**Textauszug**:
◇ ◇ ◇ ◇ ◇ ◇ ◇

Der SPD-Vorsitzende Sigmar Gabriel erklärt, warum er vor der Reichensteuer warnt. Im Interview spricht er außerdem über die Kanzlerkandidatenfrage und seine größte Niederlage als Parteichef.

Herr Gabriel, lassen Sie uns über Höhen und Tiefen Ihrer Zeit als SPD-Chef sprechen. Was war Ihr größter Fehler in diesen zwei Jahren?

Dass wir Thilo Sarrazin nicht aus der SPD rausbekommen haben, empfinde ich als Niederlage. Das belastet mich bis heute. Ich muss das Vorgehen des Schiedsgerichts akzeptieren. Und ich habe auch Verständnis für alle in meiner Partei, die froh waren über das Ende der Debatte. Aber die Sozialdemokratie darf die von Sarrazin betriebene Verknüpfung von sozialen und genetischen Fragen unter keinen Umständen zulassen.

Hätten Sie nicht wissen müssen, dass ein Ausschlussverfahren gegen Sarrazin wenig Aussicht auf Erfolg haben würde?

Ich war mir der Risiken natürlich bewusst. Aber ich konnte und wollte bei so einer prinzipiellen Frage nicht taktieren. Es ist eine Schande, dass die Debatte außerhalb der SPD kaum geführt wurde.

In der aktuellen Debatte um den Neonazi-Terror haben Sie der Mitte der Gesellschaft vorgeworfen, rechtsextremistische Gewalt verharmlost zu haben. Heißt das: Wir alle haben uns schuldig gemacht?

Ganz sicher nicht. Vor allem diejenigen nicht, die seit vielen Jahren vor dieser Entwicklung gewarnt haben und sich dagegen engagieren. Tatsache ist aber, dass der Rechtsradikalismus umso größere Erfolgschancen hat, je mehr in der Mitte der Gesellschaft Überfremdungsängste, Fremdenfeindlichkeit und Vorurteile ignoriert, verdrängt oder sogar offen propagiert werden.

Das klingt, als unterstellten sie weiten Teilen der Bevölkerung eine latente Zustimmung zu rechtsradikalen Gewalttaten.

Das tue ich gewiss nicht. Aber es gibt in allen modernen Gesellschaften eine Vielzahl von Ängsten, Brüchen in der Biografie und Überforderungen. All das produziert auch autoritäre Sehnsüchte und den Wunsch nach einfachen und scheinbar klaren Antworten. Nicht nur an den Rändern der Gesellschaft, sondern mitten im Zentrum.

Und Sarrazin hat diese Ängste befördert?

◇ ◇ ◇ ◇ ◇ ◇ ◇

**Ausgangsdaten**:
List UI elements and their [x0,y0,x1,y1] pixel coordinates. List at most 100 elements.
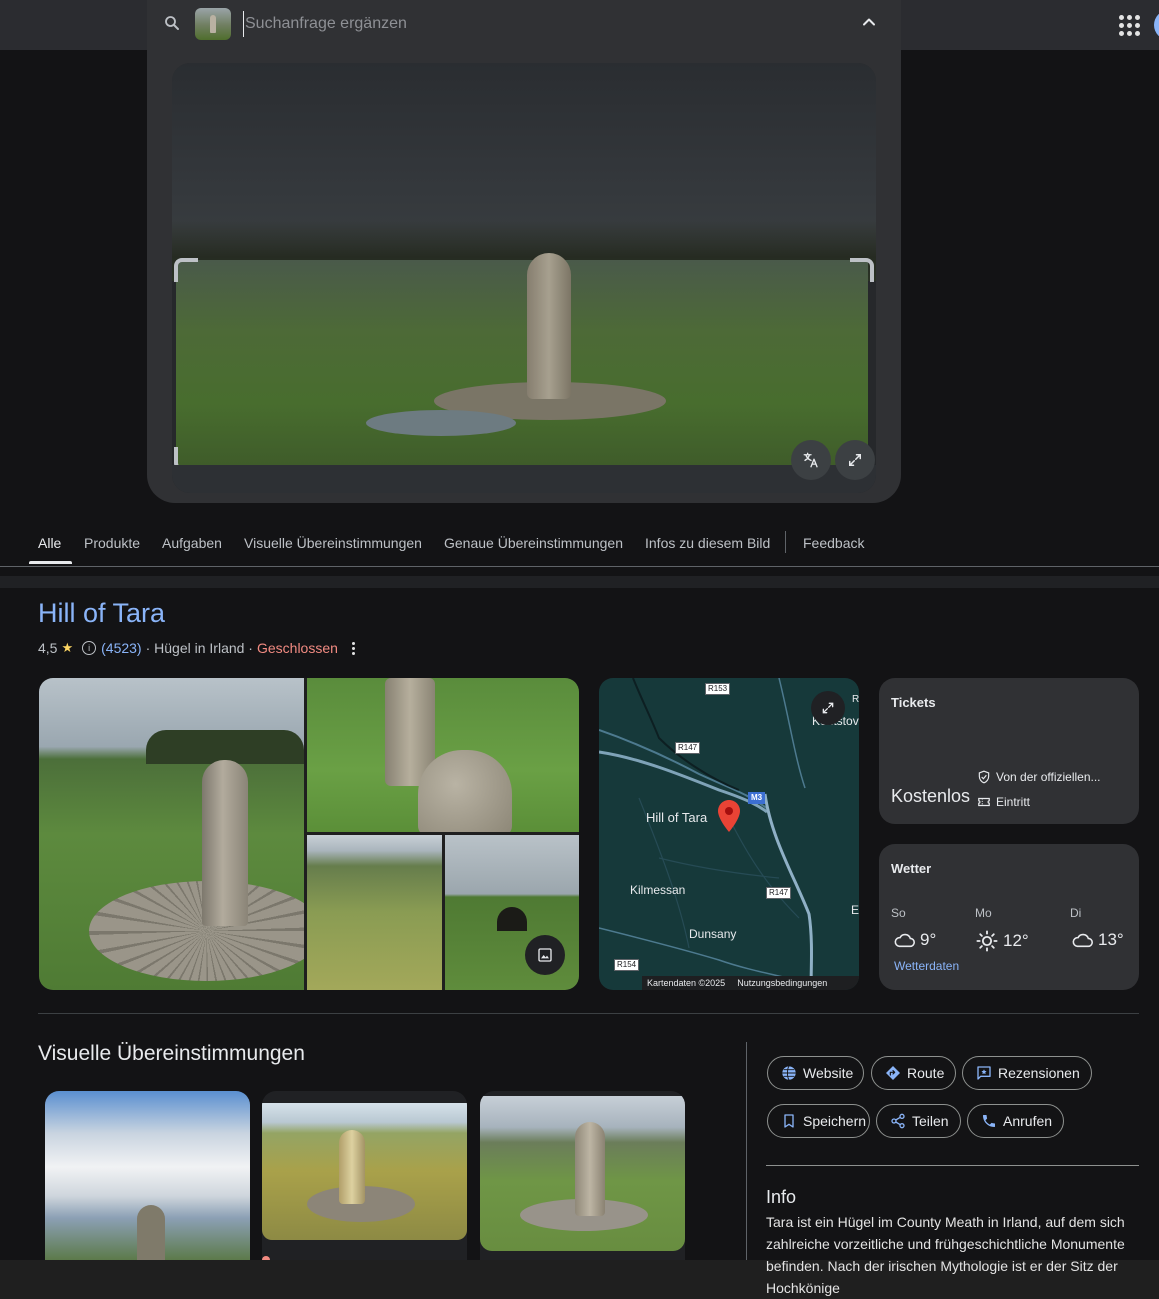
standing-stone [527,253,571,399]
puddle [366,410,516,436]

◇ ◇ ◇ ◇ ◇ ◇ ◇

**Aufgaben**:
1. Was sagt das Interview mit Sigmar Gabriel zu diesen Punkten?
(a) Was empfindet Gabriel als Niederlage seiner Zeit als SPD-Chef?
(b) Was bezeichnet er als eine Schande?
(c) Was bringt laut Gabriel in modernen Gesellschaften autoritäre Sehnsüchte hervor?
2. Setzen Sie das Interview mit Sigmar Gabriel im Anschluss an die letzte Frage fort.

**Lösungen**:
1.
(a) Dass die SPD Thilo Sarrazin nicht aus der Partei ausschließen konnte.
(b) Dass die Debatte außerhalb der SPD kaum geführt wurde.
(c) Eine Vielzahl von Ängsten, Brüche in der Biografie und Überforderungen.

2.
Wir alle sind nicht nur dafür verantwortlich, was wir tun oder was wir nicht tun, sondern auch für das politische Klima, dass wir im Land verbreiten. Wer Ressentiments und Vorurteile predigt, auf den berufen sich dann eben auch die Rechtsradikalen. Das genau ist ja Thilo Sarrazin auch passiert, als die NPD ihn für ihre Wahlslogans missbrauchen wollte. Und je mehr sich Ressentiments und Vorurteile Bahn brechen, umso größer wird die Bereitschaft am extremen Rand, noch einen Stück weiter zu gehen. Umso mehr, wenn sie von einem Mitglied des gesellschaftlichen Establishments formuliert werden.

Was würde denn eine SPD-geführte Bundesregierung unternehmen, um den Rechtsradikalismus wirksamer zu bekämpfen?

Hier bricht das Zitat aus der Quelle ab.